## Problem to work on:
The entries below are to be reproduced exactly, with their pictures omitted.

## Data excerpts:

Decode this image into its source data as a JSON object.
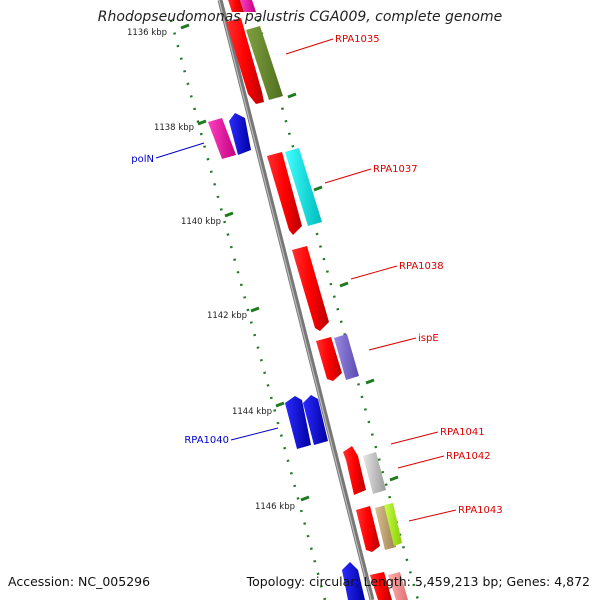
{
  "title": "Rhodopseudomonas palustris CGA009, complete genome",
  "footer": {
    "accession": "Accession: NC_005296",
    "summary": "Topology: circular; Length: 5,459,213 bp; Genes: 4,872"
  },
  "colors": {
    "backbone": "#888888",
    "tick": "#1e7a1e",
    "forward_label": "#0000cc",
    "reverse_label": "#dd0000"
  },
  "ticks": [
    "1136 kbp",
    "1138 kbp",
    "1140 kbp",
    "1142 kbp",
    "1144 kbp",
    "1146 kbp"
  ],
  "genes": {
    "poln": "polN",
    "rpa1035": "RPA1035",
    "rpa1037": "RPA1037",
    "rpa1038": "RPA1038",
    "ispe": "ispE",
    "rpa1040": "RPA1040",
    "rpa1041": "RPA1041",
    "rpa1042": "RPA1042",
    "rpa1043": "RPA1043"
  }
}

## Answer to this problem:
Decode this image into its source data as a JSON object.
{
  "title": "Rhodopseudomonas palustris CGA009, complete genome",
  "footer": {
    "accession": "Accession: NC_005296",
    "summary": "Topology: circular; Length: 5,459,213 bp; Genes: 4,872"
  },
  "colors": {
    "backbone": "#888888",
    "tick": "#1e7a1e",
    "forward_label": "#0000cc",
    "reverse_label": "#dd0000"
  },
  "ticks": [
    "1136 kbp",
    "1138 kbp",
    "1140 kbp",
    "1142 kbp",
    "1144 kbp",
    "1146 kbp"
  ],
  "genes": {
    "poln": "polN",
    "rpa1035": "RPA1035",
    "rpa1037": "RPA1037",
    "rpa1038": "RPA1038",
    "ispe": "ispE",
    "rpa1040": "RPA1040",
    "rpa1041": "RPA1041",
    "rpa1042": "RPA1042",
    "rpa1043": "RPA1043"
  }
}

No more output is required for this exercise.